-- Material provided start --

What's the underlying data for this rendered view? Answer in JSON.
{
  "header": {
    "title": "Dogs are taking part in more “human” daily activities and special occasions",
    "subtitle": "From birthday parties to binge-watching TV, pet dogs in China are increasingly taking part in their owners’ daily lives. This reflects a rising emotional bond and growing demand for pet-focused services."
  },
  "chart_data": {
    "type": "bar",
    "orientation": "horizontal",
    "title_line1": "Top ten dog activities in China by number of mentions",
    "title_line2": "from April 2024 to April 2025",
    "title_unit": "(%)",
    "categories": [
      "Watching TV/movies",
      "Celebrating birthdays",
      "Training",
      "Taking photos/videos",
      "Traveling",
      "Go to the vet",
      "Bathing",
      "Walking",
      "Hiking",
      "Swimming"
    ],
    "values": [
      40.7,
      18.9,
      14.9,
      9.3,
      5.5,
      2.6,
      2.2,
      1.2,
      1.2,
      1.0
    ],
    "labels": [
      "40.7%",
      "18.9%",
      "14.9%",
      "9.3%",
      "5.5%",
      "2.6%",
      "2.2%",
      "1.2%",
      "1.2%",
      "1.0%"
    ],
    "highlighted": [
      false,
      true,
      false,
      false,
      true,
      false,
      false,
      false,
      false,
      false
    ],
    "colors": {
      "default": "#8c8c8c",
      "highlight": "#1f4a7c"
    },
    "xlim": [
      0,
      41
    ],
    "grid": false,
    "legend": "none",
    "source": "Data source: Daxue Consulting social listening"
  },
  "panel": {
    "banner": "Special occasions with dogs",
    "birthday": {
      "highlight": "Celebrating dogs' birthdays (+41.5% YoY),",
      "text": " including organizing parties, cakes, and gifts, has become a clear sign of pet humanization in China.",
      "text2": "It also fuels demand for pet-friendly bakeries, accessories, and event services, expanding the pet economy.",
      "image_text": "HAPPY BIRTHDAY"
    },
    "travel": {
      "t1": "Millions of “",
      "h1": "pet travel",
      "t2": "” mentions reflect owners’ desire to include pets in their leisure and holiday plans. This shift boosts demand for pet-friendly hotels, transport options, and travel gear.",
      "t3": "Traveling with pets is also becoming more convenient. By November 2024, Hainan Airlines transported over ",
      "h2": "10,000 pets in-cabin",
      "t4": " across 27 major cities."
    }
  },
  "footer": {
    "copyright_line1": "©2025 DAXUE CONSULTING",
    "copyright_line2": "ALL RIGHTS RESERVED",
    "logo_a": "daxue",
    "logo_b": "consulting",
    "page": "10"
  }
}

-- Material provided end --

» **Exercise**
Using the records above, gather all lines where the string "occasions" is present.

» **Reply**
    "title": "Dogs are taking part in more “human” daily activities and special occasions",
    "banner": "Special occasions with dogs",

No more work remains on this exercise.